## 文本摘录
这里的训练效果并不理想！让我们添加绘制测试数据的功能，同时对测试数据进行前向传递，在同一张图上绘制输出数据：

python 复制代码

import matplotlib.pyplot as plt

X_test, y_test = sine_data()

dense1.forward(X_test)
activation1.forward(dense1.output)
dense2.forward(activation1.output)
activation2.forward(dense2.output)

plt.plot(X_test, y_test)
plt.plot(X_test, activation2.output)
plt.show()

首先，我们导入了matplotlib库，然后创建了一组新的数据。接下来，有4行代码与我们之前代码中前向传播的代码相同。我们可以将其称为预测，或者在我们接下来要讨论的内容中，将其视为验证。我们将在未来的章节中解释验证和预测是什么。目前，理解我们正在做的事情就足够了：我们在与训练模型相同的特征集上进行预测，以查看模型学习到了什么，并返回了什么结果------即输出与训练时的真实目标值有多接近。然后我们绘制训练数据（显然是一个正弦波）和预测数据（我们希望其也形成一个正弦波）。让我们再次运行这段代码，并查看生成的图像：

培训过程动画：

代码可视化：https://nnfs.io/ghi

回顾一下修正线性激活函数（ReLU），它的非线性行为使我们能够映射非线性函数，但我们还需要两个或更多隐藏层。而在这里，我们只有1个隐藏层，后面是输出层。正如我们现在应该知道的那样，这显然是不够的！

如果我们再增加一层：

python 复制代码

# Create dataset
X, y = sine_data()

# Create Dense layer with 1 input feature and 64 output values
dense1 = Layer_Dense(1, 64)

# Create ReLU activation (to be used with Dense layer):
activation1 = Activation_ReLU()

# Create second Dense layer with 64 input features (as we take output
# of previous layer here) and 64 output values
dense2 = Layer_Dense(64, 64)

数据条目:
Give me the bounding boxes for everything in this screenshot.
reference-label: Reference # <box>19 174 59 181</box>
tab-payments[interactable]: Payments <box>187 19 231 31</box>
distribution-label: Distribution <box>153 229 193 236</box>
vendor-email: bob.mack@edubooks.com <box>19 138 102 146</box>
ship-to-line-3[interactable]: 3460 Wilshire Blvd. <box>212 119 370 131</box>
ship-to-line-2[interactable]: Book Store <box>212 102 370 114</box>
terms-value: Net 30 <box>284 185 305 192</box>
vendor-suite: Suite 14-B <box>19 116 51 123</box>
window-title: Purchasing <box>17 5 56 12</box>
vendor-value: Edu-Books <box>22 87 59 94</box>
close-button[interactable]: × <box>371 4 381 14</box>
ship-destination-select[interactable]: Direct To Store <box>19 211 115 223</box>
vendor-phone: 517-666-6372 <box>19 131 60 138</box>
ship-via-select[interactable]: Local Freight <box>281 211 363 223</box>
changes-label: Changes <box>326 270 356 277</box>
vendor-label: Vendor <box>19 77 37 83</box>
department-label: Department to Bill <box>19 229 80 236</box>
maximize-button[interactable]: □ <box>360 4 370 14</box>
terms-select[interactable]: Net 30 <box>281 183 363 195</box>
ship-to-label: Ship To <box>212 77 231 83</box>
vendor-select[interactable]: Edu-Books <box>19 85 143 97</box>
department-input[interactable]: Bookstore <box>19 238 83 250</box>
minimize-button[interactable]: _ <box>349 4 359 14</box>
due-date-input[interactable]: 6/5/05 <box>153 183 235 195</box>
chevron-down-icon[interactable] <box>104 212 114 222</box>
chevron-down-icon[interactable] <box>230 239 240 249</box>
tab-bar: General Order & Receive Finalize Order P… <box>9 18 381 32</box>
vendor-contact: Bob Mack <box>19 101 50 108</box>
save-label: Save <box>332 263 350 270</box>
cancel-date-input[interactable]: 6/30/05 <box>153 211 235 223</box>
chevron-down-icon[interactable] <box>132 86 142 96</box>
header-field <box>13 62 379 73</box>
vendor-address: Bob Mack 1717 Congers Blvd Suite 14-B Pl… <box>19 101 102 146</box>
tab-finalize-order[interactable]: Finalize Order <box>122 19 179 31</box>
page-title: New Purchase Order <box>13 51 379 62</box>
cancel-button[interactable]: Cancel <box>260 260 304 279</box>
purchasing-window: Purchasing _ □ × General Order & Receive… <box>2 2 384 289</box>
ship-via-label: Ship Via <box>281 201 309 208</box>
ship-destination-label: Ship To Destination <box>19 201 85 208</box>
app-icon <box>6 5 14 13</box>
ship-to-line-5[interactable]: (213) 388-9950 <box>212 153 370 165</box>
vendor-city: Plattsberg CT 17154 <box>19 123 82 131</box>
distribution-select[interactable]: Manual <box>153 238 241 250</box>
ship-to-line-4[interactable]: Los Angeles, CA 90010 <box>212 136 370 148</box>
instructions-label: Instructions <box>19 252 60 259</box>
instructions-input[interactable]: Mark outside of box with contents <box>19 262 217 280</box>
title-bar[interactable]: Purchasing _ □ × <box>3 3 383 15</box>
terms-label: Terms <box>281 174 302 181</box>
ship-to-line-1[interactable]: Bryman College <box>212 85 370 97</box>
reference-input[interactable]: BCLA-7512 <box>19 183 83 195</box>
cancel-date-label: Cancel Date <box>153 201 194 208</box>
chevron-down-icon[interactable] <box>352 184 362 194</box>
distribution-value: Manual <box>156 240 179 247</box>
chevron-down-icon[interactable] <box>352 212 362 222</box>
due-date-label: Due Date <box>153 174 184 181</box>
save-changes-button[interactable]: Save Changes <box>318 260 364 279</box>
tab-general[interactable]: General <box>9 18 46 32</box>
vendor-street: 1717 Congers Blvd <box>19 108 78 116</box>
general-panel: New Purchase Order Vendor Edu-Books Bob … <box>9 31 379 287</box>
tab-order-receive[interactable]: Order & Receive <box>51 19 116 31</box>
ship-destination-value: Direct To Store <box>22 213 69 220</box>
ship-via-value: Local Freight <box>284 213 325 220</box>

## 问题陈述 1
根据关于正弦数据拟合的文本摘录，判断下列说法是否与之相符：(a) 在添加新层之前，网络只有一个隐藏层，后面接输出层；(b) 第二个Dense层有128个输出值；(c) 绘图代码首先导入的是numpy库。每项回答“是”或“否”，并逐字引用文本中起决定作用的原话。
## 问题陈述 2
请逐字输出数据条目中的若干行：从数据条目的第一行开始，到包含“vendor-suite: Suite 14-B”的那一行为止，首尾两行都要包括在内。

## 书面解答 1
(a) 是。“而在这里，我们只有1个隐藏层，后面是输出层。”
(b) 否。“dense2 = Layer_Dense(64, 64)”
(c) 否。“首先，我们导入了matplotlib库”

## 书面解答 2
Give me the bounding boxes for everything in this screenshot.
reference-label: Reference # <box>19 174 59 181</box>
tab-payments[interactable]: Payments <box>187 19 231 31</box>
distribution-label: Distribution <box>153 229 193 236</box>
vendor-email: bob.mack@edubooks.com <box>19 138 102 146</box>
ship-to-line-3[interactable]: 3460 Wilshire Blvd. <box>212 119 370 131</box>
ship-to-line-2[interactable]: Book Store <box>212 102 370 114</box>
terms-value: Net 30 <box>284 185 305 192</box>
vendor-suite: Suite 14-B <box>19 116 51 123</box>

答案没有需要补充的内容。